— Start of THE RECORDS —

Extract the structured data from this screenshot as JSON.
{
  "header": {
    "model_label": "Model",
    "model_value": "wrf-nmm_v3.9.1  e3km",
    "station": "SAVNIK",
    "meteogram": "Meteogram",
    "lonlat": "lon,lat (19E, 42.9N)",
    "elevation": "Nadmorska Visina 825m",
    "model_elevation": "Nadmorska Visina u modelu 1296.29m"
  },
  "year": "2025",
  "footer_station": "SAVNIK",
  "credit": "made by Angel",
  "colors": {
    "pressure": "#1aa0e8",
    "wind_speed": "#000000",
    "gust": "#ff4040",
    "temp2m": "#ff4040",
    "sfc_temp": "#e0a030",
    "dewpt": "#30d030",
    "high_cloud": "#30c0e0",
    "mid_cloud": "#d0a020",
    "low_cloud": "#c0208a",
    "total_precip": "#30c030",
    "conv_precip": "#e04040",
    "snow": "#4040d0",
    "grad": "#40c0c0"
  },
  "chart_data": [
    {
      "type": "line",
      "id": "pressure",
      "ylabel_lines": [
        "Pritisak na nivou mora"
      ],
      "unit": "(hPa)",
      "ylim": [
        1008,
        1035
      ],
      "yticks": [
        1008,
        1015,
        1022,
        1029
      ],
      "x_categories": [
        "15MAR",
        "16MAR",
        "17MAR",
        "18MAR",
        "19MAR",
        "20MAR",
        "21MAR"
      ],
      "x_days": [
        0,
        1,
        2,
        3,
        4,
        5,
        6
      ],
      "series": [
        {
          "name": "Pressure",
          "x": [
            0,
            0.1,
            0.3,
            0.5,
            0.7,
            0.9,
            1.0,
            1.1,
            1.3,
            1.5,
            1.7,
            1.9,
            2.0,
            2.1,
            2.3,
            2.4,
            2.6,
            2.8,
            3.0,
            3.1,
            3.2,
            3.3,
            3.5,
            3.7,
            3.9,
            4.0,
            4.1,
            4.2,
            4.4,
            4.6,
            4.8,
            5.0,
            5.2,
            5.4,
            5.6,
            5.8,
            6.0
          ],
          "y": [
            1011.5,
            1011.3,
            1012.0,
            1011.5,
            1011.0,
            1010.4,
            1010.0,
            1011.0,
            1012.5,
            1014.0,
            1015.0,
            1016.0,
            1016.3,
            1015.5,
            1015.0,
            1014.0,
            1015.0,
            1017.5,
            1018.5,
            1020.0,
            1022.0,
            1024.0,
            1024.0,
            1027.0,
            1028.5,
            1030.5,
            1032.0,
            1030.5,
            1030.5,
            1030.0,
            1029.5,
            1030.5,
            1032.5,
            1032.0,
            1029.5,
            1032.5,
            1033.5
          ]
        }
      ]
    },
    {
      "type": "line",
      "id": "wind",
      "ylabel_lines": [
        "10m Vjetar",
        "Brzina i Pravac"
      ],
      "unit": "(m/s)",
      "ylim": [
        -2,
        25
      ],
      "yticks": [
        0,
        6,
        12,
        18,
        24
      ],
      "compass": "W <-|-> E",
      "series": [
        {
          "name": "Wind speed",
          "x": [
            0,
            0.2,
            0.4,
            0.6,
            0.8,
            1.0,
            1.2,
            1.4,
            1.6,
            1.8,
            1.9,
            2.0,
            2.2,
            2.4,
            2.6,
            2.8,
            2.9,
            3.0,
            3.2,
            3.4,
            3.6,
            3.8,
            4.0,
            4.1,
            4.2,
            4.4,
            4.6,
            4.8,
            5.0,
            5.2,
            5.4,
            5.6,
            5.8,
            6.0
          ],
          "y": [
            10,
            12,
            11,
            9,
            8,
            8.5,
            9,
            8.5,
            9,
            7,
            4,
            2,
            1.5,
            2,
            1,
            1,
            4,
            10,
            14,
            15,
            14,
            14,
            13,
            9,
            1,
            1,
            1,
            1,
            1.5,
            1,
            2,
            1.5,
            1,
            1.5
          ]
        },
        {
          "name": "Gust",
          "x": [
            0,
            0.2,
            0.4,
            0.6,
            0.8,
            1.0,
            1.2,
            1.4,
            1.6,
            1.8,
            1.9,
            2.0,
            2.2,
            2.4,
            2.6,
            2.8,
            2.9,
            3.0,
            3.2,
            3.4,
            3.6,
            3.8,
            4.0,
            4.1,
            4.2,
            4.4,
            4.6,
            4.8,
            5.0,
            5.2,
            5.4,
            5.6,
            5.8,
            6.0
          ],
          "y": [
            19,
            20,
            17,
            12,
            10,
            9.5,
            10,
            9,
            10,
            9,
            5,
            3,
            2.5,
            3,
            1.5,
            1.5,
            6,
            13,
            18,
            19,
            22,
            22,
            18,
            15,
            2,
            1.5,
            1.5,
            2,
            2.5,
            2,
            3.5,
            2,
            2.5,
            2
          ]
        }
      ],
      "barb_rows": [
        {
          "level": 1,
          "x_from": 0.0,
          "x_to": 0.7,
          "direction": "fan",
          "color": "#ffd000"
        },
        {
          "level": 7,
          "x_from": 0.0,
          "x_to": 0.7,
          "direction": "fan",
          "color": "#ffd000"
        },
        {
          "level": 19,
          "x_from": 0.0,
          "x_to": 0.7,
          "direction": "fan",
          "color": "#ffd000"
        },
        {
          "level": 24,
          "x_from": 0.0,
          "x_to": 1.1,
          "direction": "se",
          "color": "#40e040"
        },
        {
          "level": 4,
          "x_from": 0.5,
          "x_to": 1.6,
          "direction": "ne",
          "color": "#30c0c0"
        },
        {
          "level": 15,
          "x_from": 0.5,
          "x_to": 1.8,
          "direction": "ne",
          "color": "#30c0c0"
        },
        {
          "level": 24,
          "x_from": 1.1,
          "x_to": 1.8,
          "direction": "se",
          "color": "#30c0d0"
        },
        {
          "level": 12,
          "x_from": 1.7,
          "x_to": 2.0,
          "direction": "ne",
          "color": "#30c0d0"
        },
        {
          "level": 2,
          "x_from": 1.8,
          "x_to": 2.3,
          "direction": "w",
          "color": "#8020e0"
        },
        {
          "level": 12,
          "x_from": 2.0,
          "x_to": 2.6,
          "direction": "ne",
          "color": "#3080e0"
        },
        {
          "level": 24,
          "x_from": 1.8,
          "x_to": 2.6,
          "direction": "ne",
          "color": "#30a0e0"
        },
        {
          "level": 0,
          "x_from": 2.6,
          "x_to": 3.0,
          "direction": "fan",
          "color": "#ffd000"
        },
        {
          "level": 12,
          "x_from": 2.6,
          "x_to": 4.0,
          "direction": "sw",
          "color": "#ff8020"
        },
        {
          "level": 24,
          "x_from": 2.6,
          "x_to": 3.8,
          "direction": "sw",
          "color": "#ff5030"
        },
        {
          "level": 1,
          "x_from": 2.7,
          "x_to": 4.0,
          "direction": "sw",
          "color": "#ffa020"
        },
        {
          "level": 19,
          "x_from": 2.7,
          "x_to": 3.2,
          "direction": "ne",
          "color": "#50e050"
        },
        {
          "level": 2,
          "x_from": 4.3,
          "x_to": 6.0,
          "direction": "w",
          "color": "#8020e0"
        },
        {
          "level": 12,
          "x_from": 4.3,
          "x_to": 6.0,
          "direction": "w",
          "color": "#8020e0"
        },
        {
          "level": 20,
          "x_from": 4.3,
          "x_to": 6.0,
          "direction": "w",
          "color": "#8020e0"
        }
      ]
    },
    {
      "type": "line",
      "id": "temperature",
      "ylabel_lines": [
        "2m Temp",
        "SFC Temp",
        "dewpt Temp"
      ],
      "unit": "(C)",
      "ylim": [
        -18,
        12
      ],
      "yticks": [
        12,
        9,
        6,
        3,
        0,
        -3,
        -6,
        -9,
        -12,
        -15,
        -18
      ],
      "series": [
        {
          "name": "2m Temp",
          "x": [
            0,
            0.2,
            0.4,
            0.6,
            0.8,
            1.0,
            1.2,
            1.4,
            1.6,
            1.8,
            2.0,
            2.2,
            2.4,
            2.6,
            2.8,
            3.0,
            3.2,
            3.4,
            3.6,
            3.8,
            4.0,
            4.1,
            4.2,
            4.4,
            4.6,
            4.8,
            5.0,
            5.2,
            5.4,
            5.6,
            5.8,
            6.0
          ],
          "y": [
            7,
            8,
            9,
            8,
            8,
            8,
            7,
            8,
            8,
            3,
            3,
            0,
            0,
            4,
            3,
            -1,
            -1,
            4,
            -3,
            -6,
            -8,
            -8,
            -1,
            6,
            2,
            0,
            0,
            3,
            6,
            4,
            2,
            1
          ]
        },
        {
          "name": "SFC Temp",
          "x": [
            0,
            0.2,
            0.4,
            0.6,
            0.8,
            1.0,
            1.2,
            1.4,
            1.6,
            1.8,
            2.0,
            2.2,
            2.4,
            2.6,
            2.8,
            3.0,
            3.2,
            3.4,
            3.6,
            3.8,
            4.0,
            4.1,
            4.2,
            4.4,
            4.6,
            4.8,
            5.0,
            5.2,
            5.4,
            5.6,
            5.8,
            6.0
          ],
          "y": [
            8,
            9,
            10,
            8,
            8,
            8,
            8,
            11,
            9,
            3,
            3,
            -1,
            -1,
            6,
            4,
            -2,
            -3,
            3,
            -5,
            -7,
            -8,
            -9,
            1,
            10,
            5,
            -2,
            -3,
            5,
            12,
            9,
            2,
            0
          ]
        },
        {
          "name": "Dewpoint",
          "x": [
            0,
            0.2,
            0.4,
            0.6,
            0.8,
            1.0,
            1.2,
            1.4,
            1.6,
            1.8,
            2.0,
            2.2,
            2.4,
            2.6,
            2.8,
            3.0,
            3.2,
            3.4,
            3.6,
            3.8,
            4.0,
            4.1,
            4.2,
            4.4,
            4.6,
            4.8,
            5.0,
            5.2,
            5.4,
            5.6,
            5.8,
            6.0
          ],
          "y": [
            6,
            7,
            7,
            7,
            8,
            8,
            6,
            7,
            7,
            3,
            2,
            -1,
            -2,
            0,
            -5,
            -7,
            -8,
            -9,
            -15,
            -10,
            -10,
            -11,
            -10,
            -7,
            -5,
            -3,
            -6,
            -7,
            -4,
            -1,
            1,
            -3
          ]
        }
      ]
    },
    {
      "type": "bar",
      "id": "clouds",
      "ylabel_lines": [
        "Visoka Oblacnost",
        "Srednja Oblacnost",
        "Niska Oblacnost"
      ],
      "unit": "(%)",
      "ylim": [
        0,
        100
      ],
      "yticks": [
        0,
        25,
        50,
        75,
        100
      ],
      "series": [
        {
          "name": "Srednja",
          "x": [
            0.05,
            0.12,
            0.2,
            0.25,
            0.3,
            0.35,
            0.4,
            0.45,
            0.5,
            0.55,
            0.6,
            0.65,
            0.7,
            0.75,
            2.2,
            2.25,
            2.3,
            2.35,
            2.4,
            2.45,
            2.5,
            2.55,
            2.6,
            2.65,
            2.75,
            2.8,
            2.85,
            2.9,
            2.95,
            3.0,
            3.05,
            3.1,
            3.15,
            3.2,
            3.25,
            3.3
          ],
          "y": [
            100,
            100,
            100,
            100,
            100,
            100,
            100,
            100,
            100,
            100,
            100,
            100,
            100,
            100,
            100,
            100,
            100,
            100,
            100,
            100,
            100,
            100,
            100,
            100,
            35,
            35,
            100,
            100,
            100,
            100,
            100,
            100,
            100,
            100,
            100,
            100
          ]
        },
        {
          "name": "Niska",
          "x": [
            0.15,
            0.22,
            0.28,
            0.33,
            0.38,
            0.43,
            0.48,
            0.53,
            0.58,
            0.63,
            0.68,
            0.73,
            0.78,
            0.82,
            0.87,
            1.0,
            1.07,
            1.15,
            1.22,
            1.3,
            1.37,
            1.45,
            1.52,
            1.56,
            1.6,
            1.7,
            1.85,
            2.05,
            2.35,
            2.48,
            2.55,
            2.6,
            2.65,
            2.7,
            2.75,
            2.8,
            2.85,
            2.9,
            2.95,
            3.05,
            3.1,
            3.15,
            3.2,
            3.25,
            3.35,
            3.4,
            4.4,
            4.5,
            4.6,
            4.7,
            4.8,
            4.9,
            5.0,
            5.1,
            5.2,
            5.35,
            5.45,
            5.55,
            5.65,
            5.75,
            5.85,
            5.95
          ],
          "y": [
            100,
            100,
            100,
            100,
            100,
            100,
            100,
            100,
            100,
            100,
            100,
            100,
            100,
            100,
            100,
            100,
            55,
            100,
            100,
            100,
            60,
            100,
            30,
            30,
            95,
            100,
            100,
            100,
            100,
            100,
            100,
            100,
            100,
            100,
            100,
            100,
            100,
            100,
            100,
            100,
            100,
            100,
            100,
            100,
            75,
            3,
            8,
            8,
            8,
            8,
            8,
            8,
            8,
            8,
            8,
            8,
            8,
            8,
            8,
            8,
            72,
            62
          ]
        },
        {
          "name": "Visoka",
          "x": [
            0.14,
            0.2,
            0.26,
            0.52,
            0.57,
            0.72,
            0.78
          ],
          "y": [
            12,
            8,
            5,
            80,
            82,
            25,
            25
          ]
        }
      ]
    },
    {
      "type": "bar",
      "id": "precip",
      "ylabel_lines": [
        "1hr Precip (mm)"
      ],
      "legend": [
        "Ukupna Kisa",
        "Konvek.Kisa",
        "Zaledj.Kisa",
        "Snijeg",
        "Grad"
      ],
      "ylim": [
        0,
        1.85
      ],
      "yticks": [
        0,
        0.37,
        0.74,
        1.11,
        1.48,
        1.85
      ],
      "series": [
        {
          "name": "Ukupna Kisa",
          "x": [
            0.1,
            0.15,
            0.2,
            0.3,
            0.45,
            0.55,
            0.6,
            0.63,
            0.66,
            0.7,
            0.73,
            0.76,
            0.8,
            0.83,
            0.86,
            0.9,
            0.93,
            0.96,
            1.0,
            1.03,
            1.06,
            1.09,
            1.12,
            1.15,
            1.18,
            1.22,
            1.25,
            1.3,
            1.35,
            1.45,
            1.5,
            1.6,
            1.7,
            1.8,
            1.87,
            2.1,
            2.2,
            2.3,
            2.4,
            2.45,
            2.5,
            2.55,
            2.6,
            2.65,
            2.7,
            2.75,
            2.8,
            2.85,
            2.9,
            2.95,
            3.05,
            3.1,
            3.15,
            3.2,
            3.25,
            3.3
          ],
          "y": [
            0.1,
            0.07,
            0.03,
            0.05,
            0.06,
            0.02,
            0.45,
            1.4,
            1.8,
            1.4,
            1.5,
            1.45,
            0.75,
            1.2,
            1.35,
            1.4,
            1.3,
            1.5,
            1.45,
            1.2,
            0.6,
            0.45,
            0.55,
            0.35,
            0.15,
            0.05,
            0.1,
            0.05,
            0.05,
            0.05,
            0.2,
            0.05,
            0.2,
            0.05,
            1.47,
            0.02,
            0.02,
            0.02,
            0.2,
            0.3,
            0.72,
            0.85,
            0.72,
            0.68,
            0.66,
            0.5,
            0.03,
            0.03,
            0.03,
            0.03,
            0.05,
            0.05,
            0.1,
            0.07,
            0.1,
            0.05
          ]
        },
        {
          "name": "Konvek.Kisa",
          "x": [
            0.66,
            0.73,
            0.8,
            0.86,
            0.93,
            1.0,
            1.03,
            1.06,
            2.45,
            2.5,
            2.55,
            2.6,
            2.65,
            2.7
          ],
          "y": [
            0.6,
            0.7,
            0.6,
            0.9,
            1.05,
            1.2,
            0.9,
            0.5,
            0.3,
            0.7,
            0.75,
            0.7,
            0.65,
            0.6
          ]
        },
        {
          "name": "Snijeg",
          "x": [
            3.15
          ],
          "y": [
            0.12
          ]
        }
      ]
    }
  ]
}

— End of THE RECORDS —

- WORK TO COMPLETE:
Find the lines above that include the string "name" and copy them.

- RESULT FOR THIS TASK:
          "name": "Pressure",
          "name": "Wind speed",
          "name": "Gust",
          "name": "2m Temp",
          "name": "SFC Temp",
          "name": "Dewpoint",
          "name": "Srednja",
          "name": "Niska",
          "name": "Visoka",
          "name": "Ukupna Kisa",
          "name": "Konvek.Kisa",
          "name": "Snijeg",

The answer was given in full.